** start The input **

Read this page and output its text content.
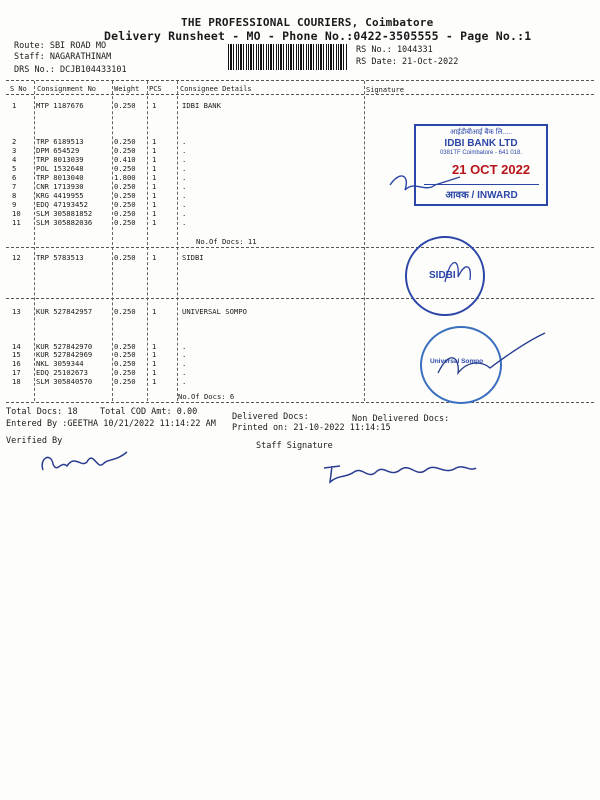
THE PROFESSIONAL COURIERS, Coimbatore
Delivery Runsheet - MO - Phone No.:0422-3505555 - Page No.:1
Route: SBI ROAD MO
Staff: NAGARATHINAM
DRS No.: DCJB104433101
RS No.: 1044331
RS Date: 21-Oct-2022
S No Consignment No	Weight PCS	Consignee Details	Signature
1	MTP 1187676	0.250 1	IDBI BANK
2	TRP 6189513	0.250 1	.
3	DPM 654529	0.250 1	.
4	TRP 8013039	0.410 1	.
5	POL 1532648	0.250 1	.
6	TRP 8013040	1.800 1	.
7	CNR 1713930	0.250 1	.
8	KRG 4419955	0.250 1	.
9	EDQ 47193452	0.250 1	.
10 SLM 305881852	0.250 1	.
11 SLM 305882036	0.250 1	.
12 TRP 5783513	0.250 1	SIDBI
13 KUR 527842957	0.250 1	UNIVERSAL SOMPO
14 KUR 527842970	0.250 1	.
15 KUR 527842969	0.250 1	.
16 NKL 3059344	0.250 1	.
17 EDQ 25102673	0.250 1	.
18 SLM 305840570	0.250 1	.
No.Of Docs: 11
No.Of Docs: 6
Total Docs: 18	Total COD Amt: 0.00	Delivered Docs:	Non Delivered Docs:
Entered By :GEETHA 10/21/2022 11:14:22 AM Printed on: 21-10-2022 11:14:15
Verified By	Staff Signature
आईडीबीआई बैंक लि.....
IDBI BANK LTD
0381TF Coimbatore - 641 018.
21 OCT 2022
आवक / INWARD
SIDBI
Universal Sompo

** end The input **

### Your instructions
Transcribe all the lines above exactly, apart from the pictures.

### Full output
Read this page and output its text content.
THE PROFESSIONAL COURIERS, Coimbatore
Delivery Runsheet - MO - Phone No.:0422-3505555 - Page No.:1
Route: SBI ROAD MO
Staff: NAGARATHINAM
DRS No.: DCJB104433101
RS No.: 1044331
RS Date: 21-Oct-2022
S No Consignment No	Weight PCS	Consignee Details	Signature
1	MTP 1187676	0.250 1	IDBI BANK
2	TRP 6189513	0.250 1	.
3	DPM 654529	0.250 1	.
4	TRP 8013039	0.410 1	.
5	POL 1532648	0.250 1	.
6	TRP 8013040	1.800 1	.
7	CNR 1713930	0.250 1	.
8	KRG 4419955	0.250 1	.
9	EDQ 47193452	0.250 1	.
10 SLM 305881852	0.250 1	.
11 SLM 305882036	0.250 1	.
12 TRP 5783513	0.250 1	SIDBI
13 KUR 527842957	0.250 1	UNIVERSAL SOMPO
14 KUR 527842970	0.250 1	.
15 KUR 527842969	0.250 1	.
16 NKL 3059344	0.250 1	.
17 EDQ 25102673	0.250 1	.
18 SLM 305840570	0.250 1	.
No.Of Docs: 11
No.Of Docs: 6
Total Docs: 18	Total COD Amt: 0.00	Delivered Docs:	Non Delivered Docs:
Entered By :GEETHA 10/21/2022 11:14:22 AM Printed on: 21-10-2022 11:14:15
Verified By	Staff Signature
आईडीबीआई बैंक लि.....
IDBI BANK LTD
0381TF Coimbatore - 641 018.
21 OCT 2022
आवक / INWARD
SIDBI
Universal Sompo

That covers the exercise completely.